[Records that describe figures]
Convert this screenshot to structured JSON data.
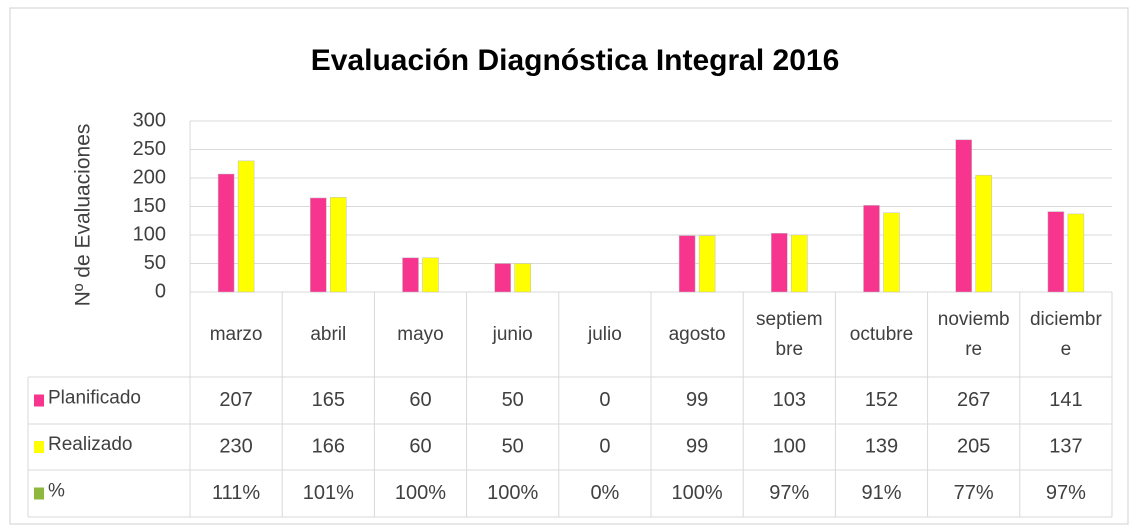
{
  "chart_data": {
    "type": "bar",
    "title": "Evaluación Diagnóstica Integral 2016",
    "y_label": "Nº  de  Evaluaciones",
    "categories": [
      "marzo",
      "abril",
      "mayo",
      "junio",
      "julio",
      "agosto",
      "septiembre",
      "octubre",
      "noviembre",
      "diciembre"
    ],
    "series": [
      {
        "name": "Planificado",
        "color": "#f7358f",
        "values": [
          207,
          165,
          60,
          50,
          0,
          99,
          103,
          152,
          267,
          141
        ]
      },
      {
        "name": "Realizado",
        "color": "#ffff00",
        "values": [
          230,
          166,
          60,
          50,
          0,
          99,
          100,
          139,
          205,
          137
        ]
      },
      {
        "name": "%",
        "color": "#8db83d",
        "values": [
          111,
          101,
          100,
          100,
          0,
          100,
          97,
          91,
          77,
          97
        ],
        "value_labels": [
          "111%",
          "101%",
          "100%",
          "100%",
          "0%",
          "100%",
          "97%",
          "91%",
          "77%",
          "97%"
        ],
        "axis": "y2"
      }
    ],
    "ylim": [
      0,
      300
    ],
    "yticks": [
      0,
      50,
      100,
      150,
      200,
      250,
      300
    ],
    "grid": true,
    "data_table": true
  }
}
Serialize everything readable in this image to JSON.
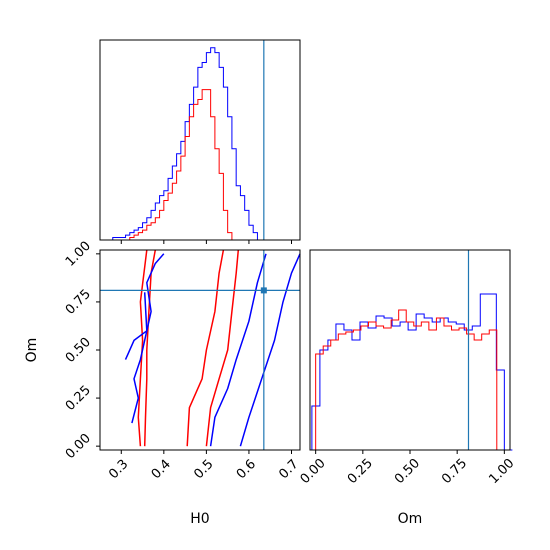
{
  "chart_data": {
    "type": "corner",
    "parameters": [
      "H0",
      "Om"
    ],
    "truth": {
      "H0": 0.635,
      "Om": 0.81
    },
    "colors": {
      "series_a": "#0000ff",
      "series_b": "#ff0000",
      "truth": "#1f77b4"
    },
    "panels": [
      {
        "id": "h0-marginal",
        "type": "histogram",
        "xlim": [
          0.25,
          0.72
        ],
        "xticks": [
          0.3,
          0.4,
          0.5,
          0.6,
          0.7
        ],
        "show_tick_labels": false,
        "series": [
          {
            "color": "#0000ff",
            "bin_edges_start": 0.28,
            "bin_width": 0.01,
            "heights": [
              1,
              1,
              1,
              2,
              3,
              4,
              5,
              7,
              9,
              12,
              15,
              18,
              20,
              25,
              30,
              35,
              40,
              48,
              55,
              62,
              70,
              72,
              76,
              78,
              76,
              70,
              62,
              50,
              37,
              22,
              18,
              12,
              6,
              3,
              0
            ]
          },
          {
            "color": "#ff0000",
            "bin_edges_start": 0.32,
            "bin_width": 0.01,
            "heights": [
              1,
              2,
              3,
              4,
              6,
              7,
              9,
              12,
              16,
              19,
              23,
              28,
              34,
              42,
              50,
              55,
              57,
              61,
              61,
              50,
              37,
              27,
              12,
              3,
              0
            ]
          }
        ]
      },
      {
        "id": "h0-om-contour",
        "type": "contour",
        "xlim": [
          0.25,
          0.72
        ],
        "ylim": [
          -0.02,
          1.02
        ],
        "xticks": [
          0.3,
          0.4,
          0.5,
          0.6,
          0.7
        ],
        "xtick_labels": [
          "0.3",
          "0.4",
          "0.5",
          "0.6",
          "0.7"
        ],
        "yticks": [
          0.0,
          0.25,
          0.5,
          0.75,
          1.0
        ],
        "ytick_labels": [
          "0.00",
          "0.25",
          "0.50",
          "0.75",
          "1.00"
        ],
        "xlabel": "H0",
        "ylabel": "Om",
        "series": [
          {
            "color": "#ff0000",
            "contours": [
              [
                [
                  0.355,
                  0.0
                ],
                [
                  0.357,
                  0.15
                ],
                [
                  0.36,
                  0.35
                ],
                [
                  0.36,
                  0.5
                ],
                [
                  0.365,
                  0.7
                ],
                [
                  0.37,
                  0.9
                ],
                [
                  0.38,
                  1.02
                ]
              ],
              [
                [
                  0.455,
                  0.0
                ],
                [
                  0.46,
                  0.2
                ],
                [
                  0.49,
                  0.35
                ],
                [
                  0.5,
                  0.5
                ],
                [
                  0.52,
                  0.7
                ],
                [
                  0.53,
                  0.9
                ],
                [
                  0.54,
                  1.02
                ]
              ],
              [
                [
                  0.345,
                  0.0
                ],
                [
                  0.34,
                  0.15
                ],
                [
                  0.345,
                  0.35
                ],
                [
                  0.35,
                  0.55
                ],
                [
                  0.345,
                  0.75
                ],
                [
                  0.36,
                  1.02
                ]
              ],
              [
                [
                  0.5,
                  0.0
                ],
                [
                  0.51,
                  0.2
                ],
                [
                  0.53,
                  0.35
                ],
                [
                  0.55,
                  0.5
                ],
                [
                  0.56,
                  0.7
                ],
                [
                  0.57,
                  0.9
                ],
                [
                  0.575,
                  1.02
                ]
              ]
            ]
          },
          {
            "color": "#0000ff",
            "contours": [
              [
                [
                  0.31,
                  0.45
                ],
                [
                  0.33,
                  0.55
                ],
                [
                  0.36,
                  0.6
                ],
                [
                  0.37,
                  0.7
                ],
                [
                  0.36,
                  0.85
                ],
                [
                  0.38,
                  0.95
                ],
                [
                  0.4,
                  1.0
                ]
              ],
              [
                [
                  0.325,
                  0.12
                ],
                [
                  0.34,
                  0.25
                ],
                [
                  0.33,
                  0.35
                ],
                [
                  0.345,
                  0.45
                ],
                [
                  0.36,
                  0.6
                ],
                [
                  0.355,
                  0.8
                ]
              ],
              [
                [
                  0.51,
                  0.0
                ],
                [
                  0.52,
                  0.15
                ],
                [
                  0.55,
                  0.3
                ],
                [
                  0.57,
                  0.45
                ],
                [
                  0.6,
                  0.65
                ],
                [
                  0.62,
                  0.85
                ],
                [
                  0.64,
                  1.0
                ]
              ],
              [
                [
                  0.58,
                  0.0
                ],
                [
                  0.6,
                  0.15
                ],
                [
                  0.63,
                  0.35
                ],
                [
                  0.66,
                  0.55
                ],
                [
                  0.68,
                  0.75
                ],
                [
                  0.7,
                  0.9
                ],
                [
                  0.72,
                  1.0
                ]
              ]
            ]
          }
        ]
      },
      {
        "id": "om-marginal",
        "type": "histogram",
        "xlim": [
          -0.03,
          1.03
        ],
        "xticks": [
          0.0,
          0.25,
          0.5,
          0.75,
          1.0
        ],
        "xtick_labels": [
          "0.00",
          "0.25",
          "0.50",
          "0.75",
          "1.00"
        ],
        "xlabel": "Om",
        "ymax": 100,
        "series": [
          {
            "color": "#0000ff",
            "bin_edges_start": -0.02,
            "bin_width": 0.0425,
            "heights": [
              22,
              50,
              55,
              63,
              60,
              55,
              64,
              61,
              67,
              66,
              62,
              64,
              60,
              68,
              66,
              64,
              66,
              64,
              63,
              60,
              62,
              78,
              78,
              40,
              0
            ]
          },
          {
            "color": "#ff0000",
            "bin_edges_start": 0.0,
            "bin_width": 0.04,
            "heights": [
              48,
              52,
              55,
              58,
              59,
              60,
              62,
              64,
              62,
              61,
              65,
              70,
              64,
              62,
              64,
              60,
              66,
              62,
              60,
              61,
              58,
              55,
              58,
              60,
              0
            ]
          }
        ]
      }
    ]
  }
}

- _Required task_
Retype the records exactly. Any image in them should not appear in what you write.

- _Final answer_
Convert this screenshot to structured JSON data.
{
  "chart_data": {
    "type": "bar",
    "title": "Evaluación Diagnóstica Integral 2016",
    "y_label": "Nº  de  Evaluaciones",
    "categories": [
      "marzo",
      "abril",
      "mayo",
      "junio",
      "julio",
      "agosto",
      "septiembre",
      "octubre",
      "noviembre",
      "diciembre"
    ],
    "series": [
      {
        "name": "Planificado",
        "color": "#f7358f",
        "values": [
          207,
          165,
          60,
          50,
          0,
          99,
          103,
          152,
          267,
          141
        ]
      },
      {
        "name": "Realizado",
        "color": "#ffff00",
        "values": [
          230,
          166,
          60,
          50,
          0,
          99,
          100,
          139,
          205,
          137
        ]
      },
      {
        "name": "%",
        "color": "#8db83d",
        "values": [
          111,
          101,
          100,
          100,
          0,
          100,
          97,
          91,
          77,
          97
        ],
        "value_labels": [
          "111%",
          "101%",
          "100%",
          "100%",
          "0%",
          "100%",
          "97%",
          "91%",
          "77%",
          "97%"
        ],
        "axis": "y2"
      }
    ],
    "ylim": [
      0,
      300
    ],
    "yticks": [
      0,
      50,
      100,
      150,
      200,
      250,
      300
    ],
    "grid": true,
    "data_table": true
  }
}
Serialize everything readable in this image to JSON.
{
  "chart_data": {
    "type": "corner",
    "parameters": [
      "H0",
      "Om"
    ],
    "truth": {
      "H0": 0.635,
      "Om": 0.81
    },
    "colors": {
      "series_a": "#0000ff",
      "series_b": "#ff0000",
      "truth": "#1f77b4"
    },
    "panels": [
      {
        "id": "h0-marginal",
        "type": "histogram",
        "xlim": [
          0.25,
          0.72
        ],
        "xticks": [
          0.3,
          0.4,
          0.5,
          0.6,
          0.7
        ],
        "show_tick_labels": false,
        "series": [
          {
            "color": "#0000ff",
            "bin_edges_start": 0.28,
            "bin_width": 0.01,
            "heights": [
              1,
              1,
              1,
              2,
              3,
              4,
              5,
              7,
              9,
              12,
              15,
              18,
              20,
              25,
              30,
              35,
              40,
              48,
              55,
              62,
              70,
              72,
              76,
              78,
              76,
              70,
              62,
              50,
              37,
              22,
              18,
              12,
              6,
              3,
              0
            ]
          },
          {
            "color": "#ff0000",
            "bin_edges_start": 0.32,
            "bin_width": 0.01,
            "heights": [
              1,
              2,
              3,
              4,
              6,
              7,
              9,
              12,
              16,
              19,
              23,
              28,
              34,
              42,
              50,
              55,
              57,
              61,
              61,
              50,
              37,
              27,
              12,
              3,
              0
            ]
          }
        ]
      },
      {
        "id": "h0-om-contour",
        "type": "contour",
        "xlim": [
          0.25,
          0.72
        ],
        "ylim": [
          -0.02,
          1.02
        ],
        "xticks": [
          0.3,
          0.4,
          0.5,
          0.6,
          0.7
        ],
        "xtick_labels": [
          "0.3",
          "0.4",
          "0.5",
          "0.6",
          "0.7"
        ],
        "yticks": [
          0.0,
          0.25,
          0.5,
          0.75,
          1.0
        ],
        "ytick_labels": [
          "0.00",
          "0.25",
          "0.50",
          "0.75",
          "1.00"
        ],
        "xlabel": "H0",
        "ylabel": "Om",
        "series": [
          {
            "color": "#ff0000",
            "contours": [
              [
                [
                  0.355,
                  0.0
                ],
                [
                  0.357,
                  0.15
                ],
                [
                  0.36,
                  0.35
                ],
                [
                  0.36,
                  0.5
                ],
                [
                  0.365,
                  0.7
                ],
                [
                  0.37,
                  0.9
                ],
                [
                  0.38,
                  1.02
                ]
              ],
              [
                [
                  0.455,
                  0.0
                ],
                [
                  0.46,
                  0.2
                ],
                [
                  0.49,
                  0.35
                ],
                [
                  0.5,
                  0.5
                ],
                [
                  0.52,
                  0.7
                ],
                [
                  0.53,
                  0.9
                ],
                [
                  0.54,
                  1.02
                ]
              ],
              [
                [
                  0.345,
                  0.0
                ],
                [
                  0.34,
                  0.15
                ],
                [
                  0.345,
                  0.35
                ],
                [
                  0.35,
                  0.55
                ],
                [
                  0.345,
                  0.75
                ],
                [
                  0.36,
                  1.02
                ]
              ],
              [
                [
                  0.5,
                  0.0
                ],
                [
                  0.51,
                  0.2
                ],
                [
                  0.53,
                  0.35
                ],
                [
                  0.55,
                  0.5
                ],
                [
                  0.56,
                  0.7
                ],
                [
                  0.57,
                  0.9
                ],
                [
                  0.575,
                  1.02
                ]
              ]
            ]
          },
          {
            "color": "#0000ff",
            "contours": [
              [
                [
                  0.31,
                  0.45
                ],
                [
                  0.33,
                  0.55
                ],
                [
                  0.36,
                  0.6
                ],
                [
                  0.37,
                  0.7
                ],
                [
                  0.36,
                  0.85
                ],
                [
                  0.38,
                  0.95
                ],
                [
                  0.4,
                  1.0
                ]
              ],
              [
                [
                  0.325,
                  0.12
                ],
                [
                  0.34,
                  0.25
                ],
                [
                  0.33,
                  0.35
                ],
                [
                  0.345,
                  0.45
                ],
                [
                  0.36,
                  0.6
                ],
                [
                  0.355,
                  0.8
                ]
              ],
              [
                [
                  0.51,
                  0.0
                ],
                [
                  0.52,
                  0.15
                ],
                [
                  0.55,
                  0.3
                ],
                [
                  0.57,
                  0.45
                ],
                [
                  0.6,
                  0.65
                ],
                [
                  0.62,
                  0.85
                ],
                [
                  0.64,
                  1.0
                ]
              ],
              [
                [
                  0.58,
                  0.0
                ],
                [
                  0.6,
                  0.15
                ],
                [
                  0.63,
                  0.35
                ],
                [
                  0.66,
                  0.55
                ],
                [
                  0.68,
                  0.75
                ],
                [
                  0.7,
                  0.9
                ],
                [
                  0.72,
                  1.0
                ]
              ]
            ]
          }
        ]
      },
      {
        "id": "om-marginal",
        "type": "histogram",
        "xlim": [
          -0.03,
          1.03
        ],
        "xticks": [
          0.0,
          0.25,
          0.5,
          0.75,
          1.0
        ],
        "xtick_labels": [
          "0.00",
          "0.25",
          "0.50",
          "0.75",
          "1.00"
        ],
        "xlabel": "Om",
        "ymax": 100,
        "series": [
          {
            "color": "#0000ff",
            "bin_edges_start": -0.02,
            "bin_width": 0.0425,
            "heights": [
              22,
              50,
              55,
              63,
              60,
              55,
              64,
              61,
              67,
              66,
              62,
              64,
              60,
              68,
              66,
              64,
              66,
              64,
              63,
              60,
              62,
              78,
              78,
              40,
              0
            ]
          },
          {
            "color": "#ff0000",
            "bin_edges_start": 0.0,
            "bin_width": 0.04,
            "heights": [
              48,
              52,
              55,
              58,
              59,
              60,
              62,
              64,
              62,
              61,
              65,
              70,
              64,
              62,
              64,
              60,
              66,
              62,
              60,
              61,
              58,
              55,
              58,
              60,
              0
            ]
          }
        ]
      }
    ]
  }
}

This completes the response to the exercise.